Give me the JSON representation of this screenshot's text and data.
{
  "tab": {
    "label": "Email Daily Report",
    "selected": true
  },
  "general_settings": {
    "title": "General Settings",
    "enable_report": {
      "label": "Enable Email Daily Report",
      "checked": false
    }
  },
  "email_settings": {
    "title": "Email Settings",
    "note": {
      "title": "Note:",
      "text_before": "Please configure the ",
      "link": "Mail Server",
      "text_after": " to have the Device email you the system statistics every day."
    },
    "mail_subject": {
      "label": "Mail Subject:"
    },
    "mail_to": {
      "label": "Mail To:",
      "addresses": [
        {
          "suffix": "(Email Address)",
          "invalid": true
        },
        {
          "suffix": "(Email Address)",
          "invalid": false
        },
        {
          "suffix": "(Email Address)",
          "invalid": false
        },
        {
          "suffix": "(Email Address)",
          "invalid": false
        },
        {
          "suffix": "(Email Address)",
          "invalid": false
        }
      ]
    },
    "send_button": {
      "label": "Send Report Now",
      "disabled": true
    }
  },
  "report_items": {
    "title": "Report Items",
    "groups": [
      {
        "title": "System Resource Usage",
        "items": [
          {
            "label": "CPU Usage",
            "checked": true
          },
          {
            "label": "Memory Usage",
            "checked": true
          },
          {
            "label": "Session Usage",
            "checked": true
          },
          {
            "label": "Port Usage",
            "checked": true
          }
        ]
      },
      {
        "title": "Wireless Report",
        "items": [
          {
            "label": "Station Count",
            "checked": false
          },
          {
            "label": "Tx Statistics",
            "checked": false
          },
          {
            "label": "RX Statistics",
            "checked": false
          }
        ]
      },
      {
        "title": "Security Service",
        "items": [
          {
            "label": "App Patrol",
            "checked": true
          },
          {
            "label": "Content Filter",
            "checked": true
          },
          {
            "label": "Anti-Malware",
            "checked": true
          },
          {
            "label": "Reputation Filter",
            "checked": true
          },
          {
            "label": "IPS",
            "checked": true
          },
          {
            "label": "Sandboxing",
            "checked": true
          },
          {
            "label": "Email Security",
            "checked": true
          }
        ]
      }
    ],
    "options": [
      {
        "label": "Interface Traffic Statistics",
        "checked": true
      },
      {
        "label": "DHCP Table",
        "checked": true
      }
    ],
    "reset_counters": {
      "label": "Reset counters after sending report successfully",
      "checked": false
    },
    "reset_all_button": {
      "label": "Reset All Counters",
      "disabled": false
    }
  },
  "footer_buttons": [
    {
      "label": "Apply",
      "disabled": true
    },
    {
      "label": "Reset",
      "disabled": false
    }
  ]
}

· · ·

Nothing may be left out: return each entry exactly as it reads.

Give me the JSON representation of this screenshot's text and data.
{
  "tab": {
    "label": "Email Daily Report",
    "selected": true
  },
  "general_settings": {
    "title": "General Settings",
    "enable_report": {
      "label": "Enable Email Daily Report",
      "checked": false
    }
  },
  "email_settings": {
    "title": "Email Settings",
    "note": {
      "title": "Note:",
      "text_before": "Please configure the ",
      "link": "Mail Server",
      "text_after": " to have the Device email you the system statistics every day."
    },
    "mail_subject": {
      "label": "Mail Subject:"
    },
    "mail_to": {
      "label": "Mail To:",
      "addresses": [
        {
          "suffix": "(Email Address)",
          "invalid": true
        },
        {
          "suffix": "(Email Address)",
          "invalid": false
        },
        {
          "suffix": "(Email Address)",
          "invalid": false
        },
        {
          "suffix": "(Email Address)",
          "invalid": false
        },
        {
          "suffix": "(Email Address)",
          "invalid": false
        }
      ]
    },
    "send_button": {
      "label": "Send Report Now",
      "disabled": true
    }
  },
  "report_items": {
    "title": "Report Items",
    "groups": [
      {
        "title": "System Resource Usage",
        "items": [
          {
            "label": "CPU Usage",
            "checked": true
          },
          {
            "label": "Memory Usage",
            "checked": true
          },
          {
            "label": "Session Usage",
            "checked": true
          },
          {
            "label": "Port Usage",
            "checked": true
          }
        ]
      },
      {
        "title": "Wireless Report",
        "items": [
          {
            "label": "Station Count",
            "checked": false
          },
          {
            "label": "Tx Statistics",
            "checked": false
          },
          {
            "label": "RX Statistics",
            "checked": false
          }
        ]
      },
      {
        "title": "Security Service",
        "items": [
          {
            "label": "App Patrol",
            "checked": true
          },
          {
            "label": "Content Filter",
            "checked": true
          },
          {
            "label": "Anti-Malware",
            "checked": true
          },
          {
            "label": "Reputation Filter",
            "checked": true
          },
          {
            "label": "IPS",
            "checked": true
          },
          {
            "label": "Sandboxing",
            "checked": true
          },
          {
            "label": "Email Security",
            "checked": true
          }
        ]
      }
    ],
    "options": [
      {
        "label": "Interface Traffic Statistics",
        "checked": true
      },
      {
        "label": "DHCP Table",
        "checked": true
      }
    ],
    "reset_counters": {
      "label": "Reset counters after sending report successfully",
      "checked": false
    },
    "reset_all_button": {
      "label": "Reset All Counters",
      "disabled": false
    }
  },
  "footer_buttons": [
    {
      "label": "Apply",
      "disabled": true
    },
    {
      "label": "Reset",
      "disabled": false
    }
  ]
}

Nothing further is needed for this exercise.